WHAT THIS TASK INVOLVES >> Check each line of the records for "color"; collect those that have it.

** START DATASET RECORDS **

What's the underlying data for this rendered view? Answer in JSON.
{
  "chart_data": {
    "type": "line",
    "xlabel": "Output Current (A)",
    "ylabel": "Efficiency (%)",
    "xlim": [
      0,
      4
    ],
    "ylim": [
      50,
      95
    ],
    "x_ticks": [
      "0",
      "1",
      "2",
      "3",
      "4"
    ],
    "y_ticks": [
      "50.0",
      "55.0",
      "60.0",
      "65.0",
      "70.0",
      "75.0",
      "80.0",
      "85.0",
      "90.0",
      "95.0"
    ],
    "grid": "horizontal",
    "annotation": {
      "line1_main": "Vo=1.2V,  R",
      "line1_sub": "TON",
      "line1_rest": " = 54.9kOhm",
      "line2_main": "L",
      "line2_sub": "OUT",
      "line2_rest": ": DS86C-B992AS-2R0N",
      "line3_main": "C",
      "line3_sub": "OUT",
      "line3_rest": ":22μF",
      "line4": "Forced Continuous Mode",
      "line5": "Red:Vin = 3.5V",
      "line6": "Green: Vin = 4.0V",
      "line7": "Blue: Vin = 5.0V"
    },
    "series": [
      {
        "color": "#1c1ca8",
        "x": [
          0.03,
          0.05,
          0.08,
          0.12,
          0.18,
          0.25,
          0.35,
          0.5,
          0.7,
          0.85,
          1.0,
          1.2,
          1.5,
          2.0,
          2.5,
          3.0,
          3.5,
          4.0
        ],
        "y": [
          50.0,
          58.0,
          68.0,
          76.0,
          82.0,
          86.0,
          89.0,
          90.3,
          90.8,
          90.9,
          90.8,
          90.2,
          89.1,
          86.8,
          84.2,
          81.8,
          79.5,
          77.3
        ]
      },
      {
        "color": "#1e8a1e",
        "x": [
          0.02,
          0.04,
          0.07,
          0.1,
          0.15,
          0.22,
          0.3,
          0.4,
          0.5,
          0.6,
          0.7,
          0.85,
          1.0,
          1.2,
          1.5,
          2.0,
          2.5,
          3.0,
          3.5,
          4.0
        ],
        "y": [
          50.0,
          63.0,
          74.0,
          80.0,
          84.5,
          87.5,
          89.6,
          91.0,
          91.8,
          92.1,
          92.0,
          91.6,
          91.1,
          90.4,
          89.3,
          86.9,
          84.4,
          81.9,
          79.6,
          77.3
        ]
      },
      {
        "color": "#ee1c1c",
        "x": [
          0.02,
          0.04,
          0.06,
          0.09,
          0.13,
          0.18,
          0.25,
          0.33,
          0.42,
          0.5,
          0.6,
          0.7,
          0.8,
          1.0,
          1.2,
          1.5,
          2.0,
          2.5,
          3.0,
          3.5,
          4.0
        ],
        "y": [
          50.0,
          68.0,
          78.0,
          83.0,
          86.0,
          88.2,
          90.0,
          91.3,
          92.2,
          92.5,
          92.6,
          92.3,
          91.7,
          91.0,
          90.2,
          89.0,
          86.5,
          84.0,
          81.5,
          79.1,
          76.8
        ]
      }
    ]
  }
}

** END DATASET RECORDS **

WRITTEN SOLUTION >>
        "color": "#1c1ca8",
        "color": "#1e8a1e",
        "color": "#ee1c1c",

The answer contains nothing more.